> [Directions] Write out each line exactly as it stands, please.
** Start Data extract **
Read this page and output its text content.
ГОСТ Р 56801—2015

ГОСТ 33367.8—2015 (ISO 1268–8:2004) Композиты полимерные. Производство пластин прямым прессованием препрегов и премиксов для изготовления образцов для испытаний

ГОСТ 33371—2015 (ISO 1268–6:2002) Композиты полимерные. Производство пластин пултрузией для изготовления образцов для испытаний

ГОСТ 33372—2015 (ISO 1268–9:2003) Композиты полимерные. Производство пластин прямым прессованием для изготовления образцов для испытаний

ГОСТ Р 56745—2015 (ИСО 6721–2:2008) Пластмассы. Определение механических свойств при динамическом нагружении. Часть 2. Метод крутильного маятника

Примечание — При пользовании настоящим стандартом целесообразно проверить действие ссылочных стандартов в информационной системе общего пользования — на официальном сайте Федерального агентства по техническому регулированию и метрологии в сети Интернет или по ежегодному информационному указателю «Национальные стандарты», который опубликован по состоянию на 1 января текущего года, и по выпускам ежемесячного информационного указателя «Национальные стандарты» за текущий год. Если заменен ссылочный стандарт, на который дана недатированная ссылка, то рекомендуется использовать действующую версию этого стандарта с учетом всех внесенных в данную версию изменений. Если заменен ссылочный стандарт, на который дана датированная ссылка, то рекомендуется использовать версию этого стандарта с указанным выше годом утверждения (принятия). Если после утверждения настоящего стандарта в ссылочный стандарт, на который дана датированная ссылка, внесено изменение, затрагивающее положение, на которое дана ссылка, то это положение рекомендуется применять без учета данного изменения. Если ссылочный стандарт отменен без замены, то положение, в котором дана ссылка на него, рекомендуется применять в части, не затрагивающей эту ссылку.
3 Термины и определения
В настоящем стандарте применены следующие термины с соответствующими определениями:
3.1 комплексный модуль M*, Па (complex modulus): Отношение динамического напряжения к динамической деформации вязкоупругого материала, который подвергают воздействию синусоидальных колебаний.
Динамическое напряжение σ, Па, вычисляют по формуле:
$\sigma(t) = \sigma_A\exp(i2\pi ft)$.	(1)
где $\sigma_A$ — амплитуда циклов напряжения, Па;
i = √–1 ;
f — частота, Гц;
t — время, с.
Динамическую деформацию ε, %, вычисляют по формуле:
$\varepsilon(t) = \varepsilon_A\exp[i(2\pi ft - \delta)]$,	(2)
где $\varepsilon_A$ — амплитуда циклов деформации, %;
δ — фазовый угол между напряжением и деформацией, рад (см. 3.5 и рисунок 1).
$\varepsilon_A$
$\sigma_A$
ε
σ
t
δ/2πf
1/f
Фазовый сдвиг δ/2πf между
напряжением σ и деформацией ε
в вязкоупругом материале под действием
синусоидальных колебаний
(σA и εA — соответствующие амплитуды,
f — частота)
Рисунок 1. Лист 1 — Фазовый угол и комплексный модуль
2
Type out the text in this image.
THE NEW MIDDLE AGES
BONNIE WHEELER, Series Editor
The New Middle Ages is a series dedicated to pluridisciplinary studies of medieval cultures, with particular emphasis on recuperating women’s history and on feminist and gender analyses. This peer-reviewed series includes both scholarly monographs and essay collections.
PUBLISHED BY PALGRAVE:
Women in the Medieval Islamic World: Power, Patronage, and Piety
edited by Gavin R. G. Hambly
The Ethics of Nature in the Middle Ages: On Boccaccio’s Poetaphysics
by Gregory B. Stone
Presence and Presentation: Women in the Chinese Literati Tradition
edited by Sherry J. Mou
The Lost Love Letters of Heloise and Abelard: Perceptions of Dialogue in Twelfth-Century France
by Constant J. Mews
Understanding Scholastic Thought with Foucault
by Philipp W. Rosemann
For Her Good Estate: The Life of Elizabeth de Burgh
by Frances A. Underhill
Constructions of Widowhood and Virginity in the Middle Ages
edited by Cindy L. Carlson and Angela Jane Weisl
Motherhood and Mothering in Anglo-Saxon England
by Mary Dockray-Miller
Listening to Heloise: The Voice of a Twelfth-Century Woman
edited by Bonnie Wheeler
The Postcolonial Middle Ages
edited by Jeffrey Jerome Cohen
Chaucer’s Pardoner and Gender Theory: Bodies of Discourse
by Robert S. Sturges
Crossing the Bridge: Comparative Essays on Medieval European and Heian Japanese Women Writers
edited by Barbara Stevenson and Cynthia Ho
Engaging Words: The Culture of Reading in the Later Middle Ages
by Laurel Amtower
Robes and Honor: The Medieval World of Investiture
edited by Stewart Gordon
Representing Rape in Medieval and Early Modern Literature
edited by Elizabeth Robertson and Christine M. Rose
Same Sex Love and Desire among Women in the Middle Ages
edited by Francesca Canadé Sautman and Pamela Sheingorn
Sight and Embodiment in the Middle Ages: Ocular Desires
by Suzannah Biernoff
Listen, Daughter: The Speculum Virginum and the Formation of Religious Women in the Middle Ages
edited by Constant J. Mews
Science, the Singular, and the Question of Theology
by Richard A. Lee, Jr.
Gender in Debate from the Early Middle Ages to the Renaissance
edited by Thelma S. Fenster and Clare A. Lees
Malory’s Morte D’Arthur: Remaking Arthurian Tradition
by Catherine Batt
** End Data extract **
> [Task output]
Read this page and output its text content.
ГОСТ Р 56801—2015

ГОСТ 33367.8—2015 (ISO 1268–8:2004) Композиты полимерные. Производство пластин прямым прессованием препрегов и премиксов для изготовления образцов для испытаний

ГОСТ 33371—2015 (ISO 1268–6:2002) Композиты полимерные. Производство пластин пултрузией для изготовления образцов для испытаний

ГОСТ 33372—2015 (ISO 1268–9:2003) Композиты полимерные. Производство пластин прямым прессованием для изготовления образцов для испытаний

ГОСТ Р 56745—2015 (ИСО 6721–2:2008) Пластмассы. Определение механических свойств при динамическом нагружении. Часть 2. Метод крутильного маятника

Примечание — При пользовании настоящим стандартом целесообразно проверить действие ссылочных стандартов в информационной системе общего пользования — на официальном сайте Федерального агентства по техническому регулированию и метрологии в сети Интернет или по ежегодному информационному указателю «Национальные стандарты», который опубликован по состоянию на 1 января текущего года, и по выпускам ежемесячного информационного указателя «Национальные стандарты» за текущий год. Если заменен ссылочный стандарт, на который дана недатированная ссылка, то рекомендуется использовать действующую версию этого стандарта с учетом всех внесенных в данную версию изменений. Если заменен ссылочный стандарт, на который дана датированная ссылка, то рекомендуется использовать версию этого стандарта с указанным выше годом утверждения (принятия). Если после утверждения настоящего стандарта в ссылочный стандарт, на который дана датированная ссылка, внесено изменение, затрагивающее положение, на которое дана ссылка, то это положение рекомендуется применять без учета данного изменения. Если ссылочный стандарт отменен без замены, то положение, в котором дана ссылка на него, рекомендуется применять в части, не затрагивающей эту ссылку.
3 Термины и определения
В настоящем стандарте применены следующие термины с соответствующими определениями:
3.1 комплексный модуль M*, Па (complex modulus): Отношение динамического напряжения к динамической деформации вязкоупругого материала, который подвергают воздействию синусоидальных колебаний.
Динамическое напряжение σ, Па, вычисляют по формуле:
$\sigma(t) = \sigma_A\exp(i2\pi ft)$.	(1)
где $\sigma_A$ — амплитуда циклов напряжения, Па;
i = √–1 ;
f — частота, Гц;
t — время, с.
Динамическую деформацию ε, %, вычисляют по формуле:
$\varepsilon(t) = \varepsilon_A\exp[i(2\pi ft - \delta)]$,	(2)
где $\varepsilon_A$ — амплитуда циклов деформации, %;
δ — фазовый угол между напряжением и деформацией, рад (см. 3.5 и рисунок 1).
$\varepsilon_A$
$\sigma_A$
ε
σ
t
δ/2πf
1/f
Фазовый сдвиг δ/2πf между
напряжением σ и деформацией ε
в вязкоупругом материале под действием
синусоидальных колебаний
(σA и εA — соответствующие амплитуды,
f — частота)
Рисунок 1. Лист 1 — Фазовый угол и комплексный модуль
2
Type out the text in this image.
THE NEW MIDDLE AGES
BONNIE WHEELER, Series Editor
The New Middle Ages is a series dedicated to pluridisciplinary studies of medieval cultures, with particular emphasis on recuperating women’s history and on feminist and gender analyses. This peer-reviewed series includes both scholarly monographs and essay collections.
PUBLISHED BY PALGRAVE:
Women in the Medieval Islamic World: Power, Patronage, and Piety
edited by Gavin R. G. Hambly
The Ethics of Nature in the Middle Ages: On Boccaccio’s Poetaphysics
by Gregory B. Stone
Presence and Presentation: Women in the Chinese Literati Tradition
edited by Sherry J. Mou
The Lost Love Letters of Heloise and Abelard: Perceptions of Dialogue in Twelfth-Century France
by Constant J. Mews
Understanding Scholastic Thought with Foucault
by Philipp W. Rosemann
For Her Good Estate: The Life of Elizabeth de Burgh
by Frances A. Underhill
Constructions of Widowhood and Virginity in the Middle Ages
edited by Cindy L. Carlson and Angela Jane Weisl
Motherhood and Mothering in Anglo-Saxon England
by Mary Dockray-Miller
Listening to Heloise: The Voice of a Twelfth-Century Woman
edited by Bonnie Wheeler
The Postcolonial Middle Ages
edited by Jeffrey Jerome Cohen
Chaucer’s Pardoner and Gender Theory: Bodies of Discourse
by Robert S. Sturges
Crossing the Bridge: Comparative Essays on Medieval European and Heian Japanese Women Writers
edited by Barbara Stevenson and Cynthia Ho
Engaging Words: The Culture of Reading in the Later Middle Ages
by Laurel Amtower
Robes and Honor: The Medieval World of Investiture
edited by Stewart Gordon
Representing Rape in Medieval and Early Modern Literature
edited by Elizabeth Robertson and Christine M. Rose
Same Sex Love and Desire among Women in the Middle Ages
edited by Francesca Canadé Sautman and Pamela Sheingorn
Sight and Embodiment in the Middle Ages: Ocular Desires
by Suzannah Biernoff
Listen, Daughter: The Speculum Virginum and the Formation of Religious Women in the Middle Ages
edited by Constant J. Mews
Science, the Singular, and the Question of Theology
by Richard A. Lee, Jr.
Gender in Debate from the Early Middle Ages to the Renaissance
edited by Thelma S. Fenster and Clare A. Lees
Malory’s Morte D’Arthur: Remaking Arthurian Tradition
by Catherine Batt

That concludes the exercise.